→ Stated goal 1
In the records, pull out the lines starting at the one that contains "uI element localization: list" and ending at the one that contains "mixing-ratio-line (325, 440, 457, 642)", both included, and reproduce them unchanged.

### Extracted text ###

Worst To Best: Movie Board Games
May the odds be ever in your favour
E.T.
The Board Game: In this simplistic tabletop approach to Spielberg’s friendly alien romp, your task is to help E.T. get home. Gather the components needed for his infamous phone call to win.
Why It’s No Fun: With so many juicy sequences in the film to draw inspiration from, it’s a shame this derivative drivel has you shuffling a neanderthal ET figure around a board.
An opportunity to inject excitement into gameplay with the mystical bike ride in the sky is frittered away when all you need do is simply collect a handful of Elliot cards. Booooring.
Worst Detail: E.T.’s Halloween ghost costume resembles an upturned pot of Yoplait.
Jurassic Park
The Board Game: Starting at one end of a gigantic board that’ll never fit on a table, your chosen character must make their way across the island to the Visitor’s Centre with the option to stop at maintenance sheds for replenishment cards and to get all brown-trousered at the sight of Sam Jackson’s severed arm.
Why It’s No Fun: The dinosaurs pose zero threat and instead behave as if heavily sedated. They’re unable to kill players but golly can they pin them down!
Worst Detail: If you pick the Dennis Nedry character, then why on earth is HE running to the visitor center? What with all that venomous blue gunk in his eyes.
Sign up for the Total Film Newsletter
Bringing all the latest movie news, features, and reviews to your inbox
Annie: Path To Happiness
The Board Game: Help Annie escape the horrors of Miss Hannigan’s orphanage by rolling the dice to move her along on her path to happiness.
Why It’s No Fun: Whisk yourself back to school by collecting gold stars along the way. Yeah, that’ll teach Miss Hannigan a lesson. An add-on expansion pack including a racket of thugs might’ve spiced it up.
Worst Detail: A board game based on a musical with no singing?
Waterworld
The Board Game: Follow in Kevin Costner’s misguided footsteps on a quest to discover dry land. Collect all four resource cards and sink an oil tanker to win.
Why It’s No Fun: Trudging cardboard yachts across a board to find a waterless plain makes playing more painful than watching the film on which it’s based.
Worst Detail: A lack of Costner on the artwork or counters.
Congo
The Board Game: Set your sights for the City of Zinj on your quest to uncover the Laser Diamond. Roll dice, spin spinners and be sure to set your life energy dial as you venture into the jungle.

### Data section ###

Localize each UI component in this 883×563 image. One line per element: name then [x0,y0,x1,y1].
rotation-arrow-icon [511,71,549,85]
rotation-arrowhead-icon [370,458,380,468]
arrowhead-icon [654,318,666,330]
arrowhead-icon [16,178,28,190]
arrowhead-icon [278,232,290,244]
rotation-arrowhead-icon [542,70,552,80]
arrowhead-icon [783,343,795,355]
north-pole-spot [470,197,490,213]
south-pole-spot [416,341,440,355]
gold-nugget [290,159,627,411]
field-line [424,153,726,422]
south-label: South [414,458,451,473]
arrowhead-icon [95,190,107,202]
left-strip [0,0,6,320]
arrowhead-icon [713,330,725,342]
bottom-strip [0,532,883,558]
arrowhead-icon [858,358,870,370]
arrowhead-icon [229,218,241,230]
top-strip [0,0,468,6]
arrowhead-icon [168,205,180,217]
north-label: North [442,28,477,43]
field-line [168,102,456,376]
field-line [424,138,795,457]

###
### Data section ###

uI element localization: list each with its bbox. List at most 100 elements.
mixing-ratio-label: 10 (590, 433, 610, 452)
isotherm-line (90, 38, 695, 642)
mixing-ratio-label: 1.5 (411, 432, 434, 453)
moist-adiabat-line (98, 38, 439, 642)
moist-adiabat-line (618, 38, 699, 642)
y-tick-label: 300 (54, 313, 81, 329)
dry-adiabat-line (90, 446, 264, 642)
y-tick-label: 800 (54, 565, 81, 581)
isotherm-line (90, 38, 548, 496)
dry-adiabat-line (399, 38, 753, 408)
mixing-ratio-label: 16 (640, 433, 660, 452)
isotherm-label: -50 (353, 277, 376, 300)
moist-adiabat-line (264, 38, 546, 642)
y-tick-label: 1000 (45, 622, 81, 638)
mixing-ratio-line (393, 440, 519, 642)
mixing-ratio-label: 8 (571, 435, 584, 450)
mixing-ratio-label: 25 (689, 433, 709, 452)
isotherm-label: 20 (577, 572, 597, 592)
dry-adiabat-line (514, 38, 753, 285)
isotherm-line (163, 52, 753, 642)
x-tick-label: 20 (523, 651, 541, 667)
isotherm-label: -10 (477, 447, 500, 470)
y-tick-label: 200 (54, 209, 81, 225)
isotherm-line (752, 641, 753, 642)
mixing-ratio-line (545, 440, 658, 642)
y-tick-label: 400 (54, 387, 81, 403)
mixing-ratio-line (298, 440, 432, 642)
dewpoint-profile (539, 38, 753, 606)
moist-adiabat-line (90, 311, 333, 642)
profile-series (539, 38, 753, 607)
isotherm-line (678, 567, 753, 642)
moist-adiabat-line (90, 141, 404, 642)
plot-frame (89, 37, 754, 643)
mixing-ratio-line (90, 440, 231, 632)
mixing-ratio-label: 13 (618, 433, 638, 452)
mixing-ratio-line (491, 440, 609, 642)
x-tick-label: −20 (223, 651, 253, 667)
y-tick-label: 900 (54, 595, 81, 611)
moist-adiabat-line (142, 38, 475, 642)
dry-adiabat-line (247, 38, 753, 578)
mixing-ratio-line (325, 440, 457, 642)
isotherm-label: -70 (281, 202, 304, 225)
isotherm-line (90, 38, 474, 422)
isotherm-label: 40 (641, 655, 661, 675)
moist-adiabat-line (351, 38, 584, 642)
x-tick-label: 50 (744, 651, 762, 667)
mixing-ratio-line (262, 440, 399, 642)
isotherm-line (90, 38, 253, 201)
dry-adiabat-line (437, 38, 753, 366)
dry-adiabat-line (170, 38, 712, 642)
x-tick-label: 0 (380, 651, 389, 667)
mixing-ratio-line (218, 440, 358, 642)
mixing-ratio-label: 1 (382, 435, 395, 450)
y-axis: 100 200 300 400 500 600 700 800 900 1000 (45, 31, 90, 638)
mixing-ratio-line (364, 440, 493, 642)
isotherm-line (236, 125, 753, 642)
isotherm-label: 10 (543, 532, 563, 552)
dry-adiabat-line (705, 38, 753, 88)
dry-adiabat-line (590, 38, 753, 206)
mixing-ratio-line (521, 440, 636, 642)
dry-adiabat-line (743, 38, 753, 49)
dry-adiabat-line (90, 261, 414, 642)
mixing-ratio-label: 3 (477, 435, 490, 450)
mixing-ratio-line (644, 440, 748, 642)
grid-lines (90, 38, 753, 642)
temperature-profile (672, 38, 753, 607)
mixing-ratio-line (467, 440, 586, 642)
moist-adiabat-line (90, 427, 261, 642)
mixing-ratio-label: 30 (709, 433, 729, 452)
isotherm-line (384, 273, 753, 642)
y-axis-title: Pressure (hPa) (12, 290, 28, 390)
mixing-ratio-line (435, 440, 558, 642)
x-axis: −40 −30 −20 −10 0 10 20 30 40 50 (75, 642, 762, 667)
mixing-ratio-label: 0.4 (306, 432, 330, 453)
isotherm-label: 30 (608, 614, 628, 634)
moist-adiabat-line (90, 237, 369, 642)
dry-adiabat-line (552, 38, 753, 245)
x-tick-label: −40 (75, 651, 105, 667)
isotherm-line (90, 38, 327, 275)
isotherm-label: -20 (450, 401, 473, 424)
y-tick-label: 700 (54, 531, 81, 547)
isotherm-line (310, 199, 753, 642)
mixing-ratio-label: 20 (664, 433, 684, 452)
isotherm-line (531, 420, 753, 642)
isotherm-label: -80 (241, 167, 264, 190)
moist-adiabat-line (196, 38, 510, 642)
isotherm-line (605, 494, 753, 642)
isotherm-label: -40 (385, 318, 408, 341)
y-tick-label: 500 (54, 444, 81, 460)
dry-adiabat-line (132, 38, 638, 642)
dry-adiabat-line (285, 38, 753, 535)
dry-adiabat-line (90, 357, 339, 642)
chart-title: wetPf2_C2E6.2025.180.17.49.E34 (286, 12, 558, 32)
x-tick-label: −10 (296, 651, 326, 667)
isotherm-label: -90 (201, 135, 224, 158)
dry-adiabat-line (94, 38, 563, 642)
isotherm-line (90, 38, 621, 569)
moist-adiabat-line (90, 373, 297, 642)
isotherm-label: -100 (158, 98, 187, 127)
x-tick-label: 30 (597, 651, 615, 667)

###

→ Stated goal 2
Translate this sentence from the article on movie board games into Spanish: "The dinosaurs pose zero threat and instead behave as if heavily sedated."

→ Written reply 1
uI element localization: list each with its bbox. List at most 100 elements.
mixing-ratio-label: 10 (590, 433, 610, 452)
isotherm-line (90, 38, 695, 642)
mixing-ratio-label: 1.5 (411, 432, 434, 453)
moist-adiabat-line (98, 38, 439, 642)
moist-adiabat-line (618, 38, 699, 642)
y-tick-label: 300 (54, 313, 81, 329)
dry-adiabat-line (90, 446, 264, 642)
y-tick-label: 800 (54, 565, 81, 581)
isotherm-line (90, 38, 548, 496)
dry-adiabat-line (399, 38, 753, 408)
mixing-ratio-label: 16 (640, 433, 660, 452)
isotherm-label: -50 (353, 277, 376, 300)
moist-adiabat-line (264, 38, 546, 642)
y-tick-label: 1000 (45, 622, 81, 638)
mixing-ratio-line (393, 440, 519, 642)
mixing-ratio-label: 8 (571, 435, 584, 450)
mixing-ratio-label: 25 (689, 433, 709, 452)
isotherm-label: 20 (577, 572, 597, 592)
dry-adiabat-line (514, 38, 753, 285)
isotherm-line (163, 52, 753, 642)
x-tick-label: 20 (523, 651, 541, 667)
isotherm-label: -10 (477, 447, 500, 470)
y-tick-label: 200 (54, 209, 81, 225)
isotherm-line (752, 641, 753, 642)
mixing-ratio-line (545, 440, 658, 642)
y-tick-label: 400 (54, 387, 81, 403)
mixing-ratio-line (298, 440, 432, 642)
dewpoint-profile (539, 38, 753, 606)
moist-adiabat-line (90, 311, 333, 642)
profile-series (539, 38, 753, 607)
isotherm-line (678, 567, 753, 642)
moist-adiabat-line (90, 141, 404, 642)
plot-frame (89, 37, 754, 643)
mixing-ratio-line (90, 440, 231, 632)
mixing-ratio-label: 13 (618, 433, 638, 452)
mixing-ratio-line (491, 440, 609, 642)
x-tick-label: −20 (223, 651, 253, 667)
y-tick-label: 900 (54, 595, 81, 611)
moist-adiabat-line (142, 38, 475, 642)
dry-adiabat-line (247, 38, 753, 578)
mixing-ratio-line (325, 440, 457, 642)

→ Written reply 2
Los dinosaurios no suponen ninguna amenaza y, en cambio, se comportan como si estuvieran fuertemente sedados.